Data extracted from a collection:

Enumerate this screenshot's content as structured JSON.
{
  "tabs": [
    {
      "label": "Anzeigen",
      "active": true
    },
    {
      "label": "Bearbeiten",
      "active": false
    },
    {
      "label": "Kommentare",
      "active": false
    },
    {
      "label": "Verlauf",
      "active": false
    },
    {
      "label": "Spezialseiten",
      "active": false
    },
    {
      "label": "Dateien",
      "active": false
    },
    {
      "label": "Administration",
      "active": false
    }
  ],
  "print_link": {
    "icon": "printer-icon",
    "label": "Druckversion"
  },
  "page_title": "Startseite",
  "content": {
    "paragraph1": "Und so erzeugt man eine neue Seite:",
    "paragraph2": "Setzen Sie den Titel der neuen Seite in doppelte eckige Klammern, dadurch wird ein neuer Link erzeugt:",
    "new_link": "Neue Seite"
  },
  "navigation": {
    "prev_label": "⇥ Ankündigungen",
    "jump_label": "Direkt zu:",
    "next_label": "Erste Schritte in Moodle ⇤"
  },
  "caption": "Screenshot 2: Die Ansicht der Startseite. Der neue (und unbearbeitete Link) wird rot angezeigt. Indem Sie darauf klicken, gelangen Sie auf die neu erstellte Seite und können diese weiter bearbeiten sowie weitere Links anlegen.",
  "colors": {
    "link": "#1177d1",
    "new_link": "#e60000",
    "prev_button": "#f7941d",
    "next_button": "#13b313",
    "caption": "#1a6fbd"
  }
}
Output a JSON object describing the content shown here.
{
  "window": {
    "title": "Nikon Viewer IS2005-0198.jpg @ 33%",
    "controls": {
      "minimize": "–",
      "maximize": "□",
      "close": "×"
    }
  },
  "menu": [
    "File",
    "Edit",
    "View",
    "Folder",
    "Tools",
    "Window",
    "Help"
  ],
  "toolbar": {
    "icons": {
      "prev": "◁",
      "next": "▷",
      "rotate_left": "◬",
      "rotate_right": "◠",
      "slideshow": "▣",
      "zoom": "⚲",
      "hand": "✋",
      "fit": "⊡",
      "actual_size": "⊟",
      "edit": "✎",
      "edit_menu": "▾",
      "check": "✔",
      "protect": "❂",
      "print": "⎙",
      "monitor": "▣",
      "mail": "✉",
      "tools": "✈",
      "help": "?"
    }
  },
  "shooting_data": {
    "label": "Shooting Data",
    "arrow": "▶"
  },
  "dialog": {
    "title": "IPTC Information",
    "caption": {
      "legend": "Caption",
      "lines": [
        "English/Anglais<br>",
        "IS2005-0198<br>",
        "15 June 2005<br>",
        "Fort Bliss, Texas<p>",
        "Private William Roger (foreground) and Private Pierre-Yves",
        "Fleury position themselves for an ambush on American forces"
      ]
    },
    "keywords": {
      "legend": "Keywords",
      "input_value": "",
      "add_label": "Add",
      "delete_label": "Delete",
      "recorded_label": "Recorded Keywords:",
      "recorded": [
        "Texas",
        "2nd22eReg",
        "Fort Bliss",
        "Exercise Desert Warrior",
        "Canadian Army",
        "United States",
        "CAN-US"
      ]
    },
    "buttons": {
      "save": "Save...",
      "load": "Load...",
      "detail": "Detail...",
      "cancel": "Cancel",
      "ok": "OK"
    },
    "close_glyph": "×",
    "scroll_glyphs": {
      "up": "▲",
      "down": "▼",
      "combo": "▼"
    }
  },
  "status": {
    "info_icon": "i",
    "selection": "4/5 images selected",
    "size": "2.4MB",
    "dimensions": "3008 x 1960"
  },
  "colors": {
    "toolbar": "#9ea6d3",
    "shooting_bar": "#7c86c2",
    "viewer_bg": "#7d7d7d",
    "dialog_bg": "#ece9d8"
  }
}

= Requirement =
Every line above needs to be retyped exactly.

= Exercise answer =
Enumerate this screenshot's content as structured JSON.
{
  "tabs": [
    {
      "label": "Anzeigen",
      "active": true
    },
    {
      "label": "Bearbeiten",
      "active": false
    },
    {
      "label": "Kommentare",
      "active": false
    },
    {
      "label": "Verlauf",
      "active": false
    },
    {
      "label": "Spezialseiten",
      "active": false
    },
    {
      "label": "Dateien",
      "active": false
    },
    {
      "label": "Administration",
      "active": false
    }
  ],
  "print_link": {
    "icon": "printer-icon",
    "label": "Druckversion"
  },
  "page_title": "Startseite",
  "content": {
    "paragraph1": "Und so erzeugt man eine neue Seite:",
    "paragraph2": "Setzen Sie den Titel der neuen Seite in doppelte eckige Klammern, dadurch wird ein neuer Link erzeugt:",
    "new_link": "Neue Seite"
  },
  "navigation": {
    "prev_label": "⇥ Ankündigungen",
    "jump_label": "Direkt zu:",
    "next_label": "Erste Schritte in Moodle ⇤"
  },
  "caption": "Screenshot 2: Die Ansicht der Startseite. Der neue (und unbearbeitete Link) wird rot angezeigt. Indem Sie darauf klicken, gelangen Sie auf die neu erstellte Seite und können diese weiter bearbeiten sowie weitere Links anlegen.",
  "colors": {
    "link": "#1177d1",
    "new_link": "#e60000",
    "prev_button": "#f7941d",
    "next_button": "#13b313",
    "caption": "#1a6fbd"
  }
}
Output a JSON object describing the content shown here.
{
  "window": {
    "title": "Nikon Viewer IS2005-0198.jpg @ 33%",
    "controls": {
      "minimize": "–",
      "maximize": "□",
      "close": "×"
    }
  },
  "menu": [
    "File",
    "Edit",
    "View",
    "Folder",
    "Tools",
    "Window",
    "Help"
  ],
  "toolbar": {
    "icons": {
      "prev": "◁",
      "next": "▷",
      "rotate_left": "◬",
      "rotate_right": "◠",
      "slideshow": "▣",
      "zoom": "⚲",
      "hand": "✋",
      "fit": "⊡",
      "actual_size": "⊟",
      "edit": "✎",
      "edit_menu": "▾",
      "check": "✔",
      "protect": "❂",
      "print": "⎙",
      "monitor": "▣",
      "mail": "✉",
      "tools": "✈",
      "help": "?"
    }
  },
  "shooting_data": {
    "label": "Shooting Data",
    "arrow": "▶"
  },
  "dialog": {
    "title": "IPTC Information",
    "caption": {
      "legend": "Caption",
      "lines": [
        "English/Anglais<br>",
        "IS2005-0198<br>",
        "15 June 2005<br>",
        "Fort Bliss, Texas<p>",
        "Private William Roger (foreground) and Private Pierre-Yves",
        "Fleury position themselves for an ambush on American forces"
      ]
    },
    "keywords": {
      "legend": "Keywords",
      "input_value": "",
      "add_label": "Add",
      "delete_label": "Delete",
      "recorded_label": "Recorded Keywords:",
      "recorded": [
        "Texas",
        "2nd22eReg",
        "Fort Bliss",
        "Exercise Desert Warrior",
        "Canadian Army",
        "United States",
        "CAN-US"
      ]
    },
    "buttons": {
      "save": "Save...",
      "load": "Load...",
      "detail": "Detail...",
      "cancel": "Cancel",
      "ok": "OK"
    },
    "close_glyph": "×",
    "scroll_glyphs": {
      "up": "▲",
      "down": "▼",
      "combo": "▼"
    }
  },
  "status": {
    "info_icon": "i",
    "selection": "4/5 images selected",
    "size": "2.4MB",
    "dimensions": "3008 x 1960"
  },
  "colors": {
    "toolbar": "#9ea6d3",
    "shooting_bar": "#7c86c2",
    "viewer_bg": "#7d7d7d",
    "dialog_bg": "#ece9d8"
  }
}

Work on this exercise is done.